**Records shown:**
★ ★ ★

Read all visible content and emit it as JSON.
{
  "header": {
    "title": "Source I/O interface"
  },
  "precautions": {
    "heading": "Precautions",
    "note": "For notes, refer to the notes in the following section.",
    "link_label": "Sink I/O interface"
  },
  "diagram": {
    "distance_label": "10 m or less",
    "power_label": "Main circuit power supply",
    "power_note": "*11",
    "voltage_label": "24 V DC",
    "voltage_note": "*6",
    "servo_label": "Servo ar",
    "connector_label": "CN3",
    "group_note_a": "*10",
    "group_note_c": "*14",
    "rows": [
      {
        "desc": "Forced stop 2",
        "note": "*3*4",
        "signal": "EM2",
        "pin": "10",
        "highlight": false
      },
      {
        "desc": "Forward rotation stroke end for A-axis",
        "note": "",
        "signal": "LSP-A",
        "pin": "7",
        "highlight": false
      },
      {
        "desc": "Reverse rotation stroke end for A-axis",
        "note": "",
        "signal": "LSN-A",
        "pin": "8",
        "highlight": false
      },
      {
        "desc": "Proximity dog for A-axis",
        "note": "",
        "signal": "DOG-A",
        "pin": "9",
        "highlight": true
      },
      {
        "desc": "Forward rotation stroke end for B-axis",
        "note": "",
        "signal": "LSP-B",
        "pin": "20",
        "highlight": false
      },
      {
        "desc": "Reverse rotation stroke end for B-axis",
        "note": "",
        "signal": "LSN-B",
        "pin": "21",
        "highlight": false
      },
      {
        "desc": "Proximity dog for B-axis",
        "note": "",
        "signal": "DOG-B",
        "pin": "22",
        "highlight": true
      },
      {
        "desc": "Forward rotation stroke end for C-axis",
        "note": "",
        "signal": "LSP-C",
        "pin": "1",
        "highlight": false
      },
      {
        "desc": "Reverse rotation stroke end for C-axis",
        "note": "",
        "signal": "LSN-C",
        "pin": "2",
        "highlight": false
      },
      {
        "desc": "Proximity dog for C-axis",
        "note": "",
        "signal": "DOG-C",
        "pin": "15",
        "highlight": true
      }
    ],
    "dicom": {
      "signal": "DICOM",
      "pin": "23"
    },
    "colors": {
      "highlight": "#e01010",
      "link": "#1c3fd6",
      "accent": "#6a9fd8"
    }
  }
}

★ ★ ★

**Given problem:** Repeat every line of the data, exactly and in full.

**Task response:**
Read all visible content and emit it as JSON.
{
  "header": {
    "title": "Source I/O interface"
  },
  "precautions": {
    "heading": "Precautions",
    "note": "For notes, refer to the notes in the following section.",
    "link_label": "Sink I/O interface"
  },
  "diagram": {
    "distance_label": "10 m or less",
    "power_label": "Main circuit power supply",
    "power_note": "*11",
    "voltage_label": "24 V DC",
    "voltage_note": "*6",
    "servo_label": "Servo ar",
    "connector_label": "CN3",
    "group_note_a": "*10",
    "group_note_c": "*14",
    "rows": [
      {
        "desc": "Forced stop 2",
        "note": "*3*4",
        "signal": "EM2",
        "pin": "10",
        "highlight": false
      },
      {
        "desc": "Forward rotation stroke end for A-axis",
        "note": "",
        "signal": "LSP-A",
        "pin": "7",
        "highlight": false
      },
      {
        "desc": "Reverse rotation stroke end for A-axis",
        "note": "",
        "signal": "LSN-A",
        "pin": "8",
        "highlight": false
      },
      {
        "desc": "Proximity dog for A-axis",
        "note": "",
        "signal": "DOG-A",
        "pin": "9",
        "highlight": true
      },
      {
        "desc": "Forward rotation stroke end for B-axis",
        "note": "",
        "signal": "LSP-B",
        "pin": "20",
        "highlight": false
      },
      {
        "desc": "Reverse rotation stroke end for B-axis",
        "note": "",
        "signal": "LSN-B",
        "pin": "21",
        "highlight": false
      },
      {
        "desc": "Proximity dog for B-axis",
        "note": "",
        "signal": "DOG-B",
        "pin": "22",
        "highlight": true
      },
      {
        "desc": "Forward rotation stroke end for C-axis",
        "note": "",
        "signal": "LSP-C",
        "pin": "1",
        "highlight": false
      },
      {
        "desc": "Reverse rotation stroke end for C-axis",
        "note": "",
        "signal": "LSN-C",
        "pin": "2",
        "highlight": false
      },
      {
        "desc": "Proximity dog for C-axis",
        "note": "",
        "signal": "DOG-C",
        "pin": "15",
        "highlight": true
      }
    ],
    "dicom": {
      "signal": "DICOM",
      "pin": "23"
    },
    "colors": {
      "highlight": "#e01010",
      "link": "#1c3fd6",
      "accent": "#6a9fd8"
    }
  }
}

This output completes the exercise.